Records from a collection
== == ==
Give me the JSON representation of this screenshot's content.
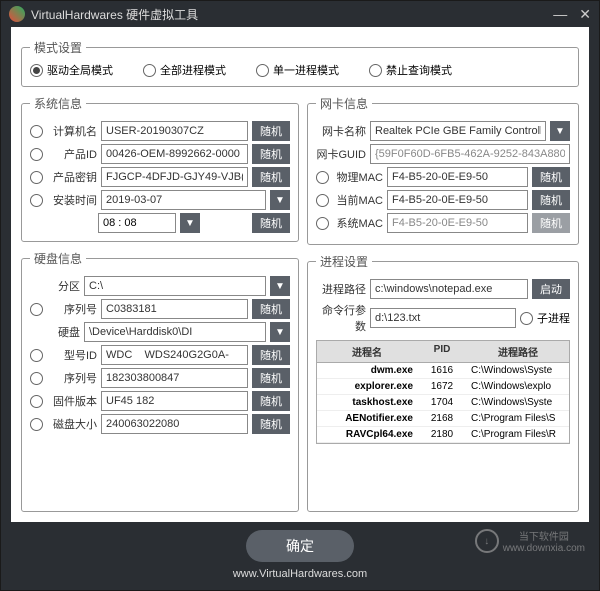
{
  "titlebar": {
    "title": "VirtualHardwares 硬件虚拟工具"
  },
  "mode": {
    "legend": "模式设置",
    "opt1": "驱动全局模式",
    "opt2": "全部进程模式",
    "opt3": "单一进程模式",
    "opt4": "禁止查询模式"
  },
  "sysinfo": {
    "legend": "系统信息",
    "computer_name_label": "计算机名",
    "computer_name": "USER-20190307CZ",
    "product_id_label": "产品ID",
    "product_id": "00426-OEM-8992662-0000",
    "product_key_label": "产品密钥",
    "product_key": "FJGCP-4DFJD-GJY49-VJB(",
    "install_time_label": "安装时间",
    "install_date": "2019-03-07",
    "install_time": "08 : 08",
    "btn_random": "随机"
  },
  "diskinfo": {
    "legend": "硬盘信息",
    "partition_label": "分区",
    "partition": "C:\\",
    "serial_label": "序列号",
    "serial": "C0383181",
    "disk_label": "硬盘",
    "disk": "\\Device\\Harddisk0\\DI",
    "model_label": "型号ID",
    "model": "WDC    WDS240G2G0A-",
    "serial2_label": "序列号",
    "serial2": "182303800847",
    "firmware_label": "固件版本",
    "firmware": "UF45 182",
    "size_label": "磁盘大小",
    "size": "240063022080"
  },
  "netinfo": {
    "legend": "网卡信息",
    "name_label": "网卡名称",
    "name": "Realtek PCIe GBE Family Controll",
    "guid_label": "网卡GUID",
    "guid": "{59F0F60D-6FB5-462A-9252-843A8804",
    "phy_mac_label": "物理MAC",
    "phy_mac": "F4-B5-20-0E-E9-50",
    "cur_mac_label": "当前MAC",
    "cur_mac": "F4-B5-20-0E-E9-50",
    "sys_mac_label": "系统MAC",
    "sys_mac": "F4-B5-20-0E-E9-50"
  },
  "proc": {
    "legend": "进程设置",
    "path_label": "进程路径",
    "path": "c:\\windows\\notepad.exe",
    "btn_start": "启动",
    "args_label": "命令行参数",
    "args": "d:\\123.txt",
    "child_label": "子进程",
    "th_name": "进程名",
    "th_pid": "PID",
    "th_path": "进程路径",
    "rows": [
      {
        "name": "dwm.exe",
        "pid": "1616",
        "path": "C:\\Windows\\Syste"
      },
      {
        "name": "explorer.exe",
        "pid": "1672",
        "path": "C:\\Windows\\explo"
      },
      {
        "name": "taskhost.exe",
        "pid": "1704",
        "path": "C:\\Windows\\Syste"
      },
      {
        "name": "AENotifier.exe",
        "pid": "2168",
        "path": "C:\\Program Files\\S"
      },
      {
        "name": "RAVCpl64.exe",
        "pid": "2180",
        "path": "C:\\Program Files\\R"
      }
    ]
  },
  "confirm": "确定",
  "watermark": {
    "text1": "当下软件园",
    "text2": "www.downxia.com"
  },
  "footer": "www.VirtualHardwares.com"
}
== == ==
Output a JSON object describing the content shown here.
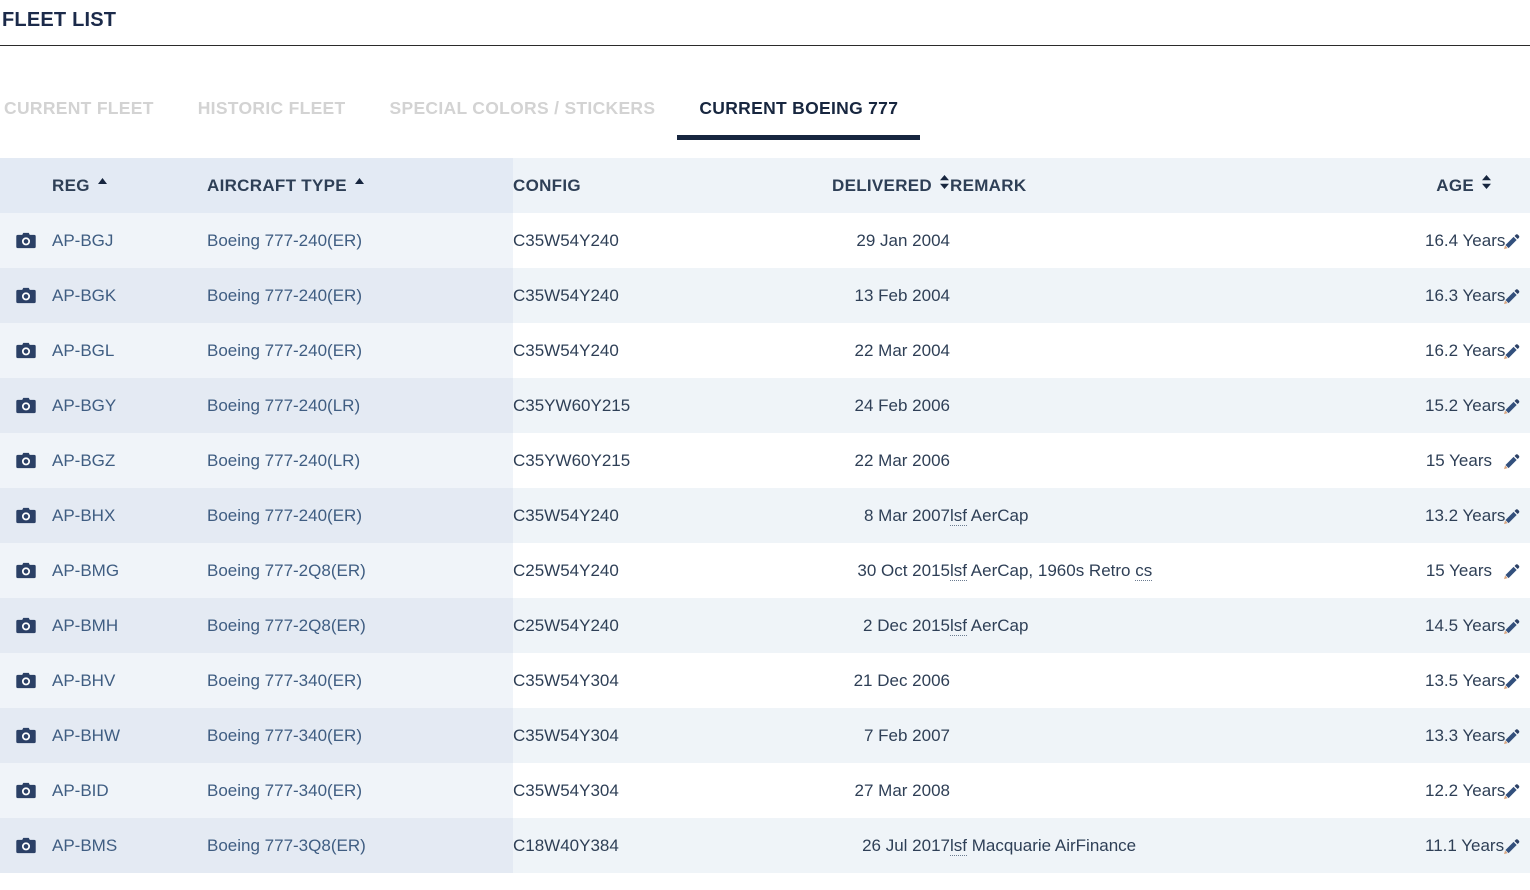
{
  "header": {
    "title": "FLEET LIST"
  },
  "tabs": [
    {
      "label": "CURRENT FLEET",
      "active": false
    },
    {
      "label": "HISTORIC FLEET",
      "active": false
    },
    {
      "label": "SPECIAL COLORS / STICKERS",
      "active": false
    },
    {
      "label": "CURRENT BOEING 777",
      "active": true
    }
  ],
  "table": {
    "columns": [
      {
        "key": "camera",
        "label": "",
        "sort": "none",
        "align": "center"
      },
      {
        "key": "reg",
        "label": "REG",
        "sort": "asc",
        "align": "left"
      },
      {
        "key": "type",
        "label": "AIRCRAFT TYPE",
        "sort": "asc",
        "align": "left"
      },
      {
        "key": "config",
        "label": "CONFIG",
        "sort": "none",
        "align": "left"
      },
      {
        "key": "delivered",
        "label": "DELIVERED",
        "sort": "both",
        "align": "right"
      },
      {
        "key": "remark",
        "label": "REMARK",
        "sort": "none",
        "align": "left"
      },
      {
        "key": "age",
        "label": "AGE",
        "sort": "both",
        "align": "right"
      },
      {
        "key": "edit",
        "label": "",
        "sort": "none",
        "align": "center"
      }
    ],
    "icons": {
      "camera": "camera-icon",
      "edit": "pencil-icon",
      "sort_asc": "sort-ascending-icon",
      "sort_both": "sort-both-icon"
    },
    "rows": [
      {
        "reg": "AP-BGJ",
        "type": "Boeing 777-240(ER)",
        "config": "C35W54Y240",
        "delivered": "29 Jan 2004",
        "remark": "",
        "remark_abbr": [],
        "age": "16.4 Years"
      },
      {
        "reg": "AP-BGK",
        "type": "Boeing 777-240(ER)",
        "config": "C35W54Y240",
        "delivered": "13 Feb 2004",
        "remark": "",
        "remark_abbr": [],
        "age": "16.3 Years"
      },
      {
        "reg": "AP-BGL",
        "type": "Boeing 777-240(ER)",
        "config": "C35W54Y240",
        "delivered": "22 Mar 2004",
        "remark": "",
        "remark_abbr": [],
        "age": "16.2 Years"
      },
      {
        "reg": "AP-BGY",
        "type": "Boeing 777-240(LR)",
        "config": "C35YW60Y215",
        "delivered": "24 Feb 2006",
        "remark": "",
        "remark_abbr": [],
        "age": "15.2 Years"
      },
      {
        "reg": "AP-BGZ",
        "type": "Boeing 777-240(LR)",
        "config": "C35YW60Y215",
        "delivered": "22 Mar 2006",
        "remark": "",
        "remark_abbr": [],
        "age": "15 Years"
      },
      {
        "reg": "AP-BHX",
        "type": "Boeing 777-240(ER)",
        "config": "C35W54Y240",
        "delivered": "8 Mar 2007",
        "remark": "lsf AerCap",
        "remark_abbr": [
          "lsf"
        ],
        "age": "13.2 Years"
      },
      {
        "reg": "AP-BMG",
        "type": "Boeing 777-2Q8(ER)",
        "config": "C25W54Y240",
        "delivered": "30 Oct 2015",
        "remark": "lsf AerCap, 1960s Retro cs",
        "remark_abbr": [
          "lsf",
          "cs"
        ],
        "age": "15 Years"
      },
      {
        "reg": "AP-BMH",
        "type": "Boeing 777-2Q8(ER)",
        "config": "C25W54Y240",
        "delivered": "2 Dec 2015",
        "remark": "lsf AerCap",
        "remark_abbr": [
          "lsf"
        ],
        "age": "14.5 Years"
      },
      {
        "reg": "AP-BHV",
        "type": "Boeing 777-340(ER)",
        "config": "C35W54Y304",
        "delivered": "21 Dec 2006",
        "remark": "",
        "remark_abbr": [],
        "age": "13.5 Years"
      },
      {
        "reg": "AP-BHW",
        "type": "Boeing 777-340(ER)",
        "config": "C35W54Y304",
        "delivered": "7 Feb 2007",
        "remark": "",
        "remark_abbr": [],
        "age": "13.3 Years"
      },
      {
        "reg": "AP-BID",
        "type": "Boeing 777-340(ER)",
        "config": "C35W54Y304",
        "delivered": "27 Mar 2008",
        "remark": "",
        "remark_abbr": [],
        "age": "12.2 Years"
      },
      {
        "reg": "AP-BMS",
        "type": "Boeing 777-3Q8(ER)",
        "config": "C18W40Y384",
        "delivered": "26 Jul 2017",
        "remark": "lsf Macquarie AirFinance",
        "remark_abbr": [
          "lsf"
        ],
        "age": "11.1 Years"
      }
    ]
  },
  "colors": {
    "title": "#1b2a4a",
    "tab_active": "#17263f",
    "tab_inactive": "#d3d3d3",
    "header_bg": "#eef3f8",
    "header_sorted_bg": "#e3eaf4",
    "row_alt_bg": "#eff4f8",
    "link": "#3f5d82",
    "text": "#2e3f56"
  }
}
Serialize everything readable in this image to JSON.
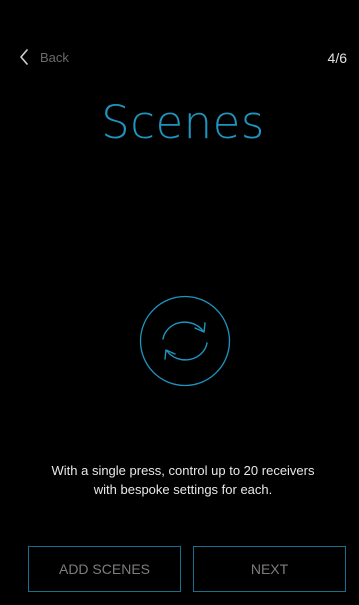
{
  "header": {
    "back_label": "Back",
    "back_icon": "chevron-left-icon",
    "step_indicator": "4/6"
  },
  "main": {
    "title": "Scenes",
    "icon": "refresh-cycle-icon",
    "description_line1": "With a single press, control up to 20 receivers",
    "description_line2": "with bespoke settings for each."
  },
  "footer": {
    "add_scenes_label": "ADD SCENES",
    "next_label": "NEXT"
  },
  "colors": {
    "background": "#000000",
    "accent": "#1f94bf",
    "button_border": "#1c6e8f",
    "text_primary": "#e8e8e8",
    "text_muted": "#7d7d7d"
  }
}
== == ==
> EXERCISE DIRECTIONS: Copy each line above where the string "footer" occurs.

> COMPLETED TASK:
  "footer": "www.VirtualHardwares.com"
  "footer": {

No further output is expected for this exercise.